-- WRITTEN INSTRUCTION --
In the records below, find each line containing the word "context" and copy it.

[Stored data entries]
◇ ◇ ◇
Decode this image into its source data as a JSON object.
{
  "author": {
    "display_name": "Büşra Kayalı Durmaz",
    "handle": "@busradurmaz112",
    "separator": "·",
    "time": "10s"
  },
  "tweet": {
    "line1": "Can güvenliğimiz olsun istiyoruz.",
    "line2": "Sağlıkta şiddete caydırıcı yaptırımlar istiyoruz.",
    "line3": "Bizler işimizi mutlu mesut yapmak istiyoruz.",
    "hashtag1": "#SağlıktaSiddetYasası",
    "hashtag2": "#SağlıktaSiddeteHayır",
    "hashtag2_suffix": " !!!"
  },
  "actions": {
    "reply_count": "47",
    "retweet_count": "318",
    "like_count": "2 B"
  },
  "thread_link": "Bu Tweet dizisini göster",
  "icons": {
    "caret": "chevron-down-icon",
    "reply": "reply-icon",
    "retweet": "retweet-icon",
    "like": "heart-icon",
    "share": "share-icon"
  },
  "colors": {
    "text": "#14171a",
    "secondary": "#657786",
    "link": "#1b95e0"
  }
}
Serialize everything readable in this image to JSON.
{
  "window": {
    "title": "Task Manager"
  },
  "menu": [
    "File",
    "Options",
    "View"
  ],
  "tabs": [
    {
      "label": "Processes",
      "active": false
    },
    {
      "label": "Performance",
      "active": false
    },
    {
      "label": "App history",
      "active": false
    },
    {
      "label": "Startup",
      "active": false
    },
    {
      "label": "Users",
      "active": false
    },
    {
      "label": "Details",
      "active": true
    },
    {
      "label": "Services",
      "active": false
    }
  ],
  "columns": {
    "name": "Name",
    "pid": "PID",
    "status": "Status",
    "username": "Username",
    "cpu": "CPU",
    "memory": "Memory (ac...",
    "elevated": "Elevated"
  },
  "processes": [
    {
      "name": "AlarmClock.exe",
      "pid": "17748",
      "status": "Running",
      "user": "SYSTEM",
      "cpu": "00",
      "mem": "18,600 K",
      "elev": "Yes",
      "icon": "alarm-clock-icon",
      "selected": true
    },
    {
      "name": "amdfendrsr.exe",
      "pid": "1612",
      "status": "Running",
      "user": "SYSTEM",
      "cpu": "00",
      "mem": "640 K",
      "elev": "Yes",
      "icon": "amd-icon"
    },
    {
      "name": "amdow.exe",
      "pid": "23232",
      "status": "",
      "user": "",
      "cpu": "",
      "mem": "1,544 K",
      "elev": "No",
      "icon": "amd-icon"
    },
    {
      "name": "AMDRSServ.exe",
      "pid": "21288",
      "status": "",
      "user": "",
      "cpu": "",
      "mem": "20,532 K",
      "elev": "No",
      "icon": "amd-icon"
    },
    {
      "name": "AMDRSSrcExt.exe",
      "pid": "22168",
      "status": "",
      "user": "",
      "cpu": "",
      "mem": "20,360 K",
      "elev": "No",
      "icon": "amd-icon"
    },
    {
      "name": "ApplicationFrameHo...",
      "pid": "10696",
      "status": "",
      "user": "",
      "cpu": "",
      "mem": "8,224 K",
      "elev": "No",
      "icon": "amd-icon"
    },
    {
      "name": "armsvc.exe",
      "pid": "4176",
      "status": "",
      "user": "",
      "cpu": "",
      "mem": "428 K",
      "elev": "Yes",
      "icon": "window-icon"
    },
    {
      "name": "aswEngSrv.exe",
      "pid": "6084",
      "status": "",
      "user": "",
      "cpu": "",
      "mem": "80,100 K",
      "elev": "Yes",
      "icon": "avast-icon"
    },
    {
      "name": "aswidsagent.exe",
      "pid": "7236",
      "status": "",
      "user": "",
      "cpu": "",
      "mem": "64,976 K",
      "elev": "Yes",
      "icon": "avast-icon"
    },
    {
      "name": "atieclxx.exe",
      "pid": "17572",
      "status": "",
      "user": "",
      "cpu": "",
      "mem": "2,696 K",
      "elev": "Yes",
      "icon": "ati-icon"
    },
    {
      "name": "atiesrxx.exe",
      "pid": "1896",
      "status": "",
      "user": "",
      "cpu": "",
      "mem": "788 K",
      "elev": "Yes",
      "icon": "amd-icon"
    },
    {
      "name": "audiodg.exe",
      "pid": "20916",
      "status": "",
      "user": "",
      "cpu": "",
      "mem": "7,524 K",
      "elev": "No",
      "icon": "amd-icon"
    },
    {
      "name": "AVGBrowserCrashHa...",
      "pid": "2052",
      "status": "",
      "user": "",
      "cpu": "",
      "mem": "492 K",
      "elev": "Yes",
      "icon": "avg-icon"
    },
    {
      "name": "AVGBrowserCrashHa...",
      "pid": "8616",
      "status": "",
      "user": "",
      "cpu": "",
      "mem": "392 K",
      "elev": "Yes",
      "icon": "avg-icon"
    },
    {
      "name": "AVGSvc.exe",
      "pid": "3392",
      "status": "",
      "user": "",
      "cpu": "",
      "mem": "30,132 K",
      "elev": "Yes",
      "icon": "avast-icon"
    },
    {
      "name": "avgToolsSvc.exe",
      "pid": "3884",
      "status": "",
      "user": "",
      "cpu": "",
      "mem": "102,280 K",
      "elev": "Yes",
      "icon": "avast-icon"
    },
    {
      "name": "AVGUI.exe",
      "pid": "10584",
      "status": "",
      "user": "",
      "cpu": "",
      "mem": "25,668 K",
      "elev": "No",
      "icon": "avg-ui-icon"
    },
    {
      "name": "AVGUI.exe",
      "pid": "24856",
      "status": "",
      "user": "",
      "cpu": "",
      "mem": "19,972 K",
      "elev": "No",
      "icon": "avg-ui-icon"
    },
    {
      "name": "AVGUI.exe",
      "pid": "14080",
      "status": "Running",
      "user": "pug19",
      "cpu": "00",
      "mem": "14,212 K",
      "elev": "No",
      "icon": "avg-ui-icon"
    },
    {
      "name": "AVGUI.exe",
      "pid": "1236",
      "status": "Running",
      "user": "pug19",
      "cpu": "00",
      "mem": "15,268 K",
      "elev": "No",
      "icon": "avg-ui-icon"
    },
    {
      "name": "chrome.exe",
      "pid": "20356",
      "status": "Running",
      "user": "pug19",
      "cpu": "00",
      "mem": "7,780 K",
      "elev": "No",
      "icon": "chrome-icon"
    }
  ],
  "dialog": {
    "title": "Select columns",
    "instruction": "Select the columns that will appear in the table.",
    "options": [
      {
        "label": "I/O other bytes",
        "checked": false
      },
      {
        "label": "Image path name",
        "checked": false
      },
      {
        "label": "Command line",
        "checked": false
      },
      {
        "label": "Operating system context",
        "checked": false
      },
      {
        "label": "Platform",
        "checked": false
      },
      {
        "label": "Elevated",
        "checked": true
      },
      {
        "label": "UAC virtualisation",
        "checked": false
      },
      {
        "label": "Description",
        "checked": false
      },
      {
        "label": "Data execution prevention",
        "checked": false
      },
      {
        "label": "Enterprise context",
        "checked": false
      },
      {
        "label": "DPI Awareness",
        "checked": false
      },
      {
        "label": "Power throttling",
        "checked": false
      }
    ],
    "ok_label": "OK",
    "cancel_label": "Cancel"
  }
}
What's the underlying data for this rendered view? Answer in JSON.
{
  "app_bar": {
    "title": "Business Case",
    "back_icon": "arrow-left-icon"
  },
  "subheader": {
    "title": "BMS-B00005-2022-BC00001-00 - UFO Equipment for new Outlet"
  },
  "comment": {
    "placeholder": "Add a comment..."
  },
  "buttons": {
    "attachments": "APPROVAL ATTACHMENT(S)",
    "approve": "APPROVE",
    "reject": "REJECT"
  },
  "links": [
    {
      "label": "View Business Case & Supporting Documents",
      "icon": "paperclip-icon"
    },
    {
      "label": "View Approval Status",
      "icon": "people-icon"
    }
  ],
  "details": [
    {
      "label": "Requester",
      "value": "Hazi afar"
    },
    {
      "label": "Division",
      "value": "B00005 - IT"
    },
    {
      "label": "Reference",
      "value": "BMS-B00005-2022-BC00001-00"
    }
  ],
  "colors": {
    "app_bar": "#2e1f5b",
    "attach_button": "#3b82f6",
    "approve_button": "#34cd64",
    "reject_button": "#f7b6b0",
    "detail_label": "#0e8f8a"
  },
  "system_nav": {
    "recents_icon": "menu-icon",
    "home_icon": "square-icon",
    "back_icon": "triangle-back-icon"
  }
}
◇ ◇ ◇
-- ANSWER TO THE PROBLEM --
        "label": "Operating system context",
        "label": "Enterprise context",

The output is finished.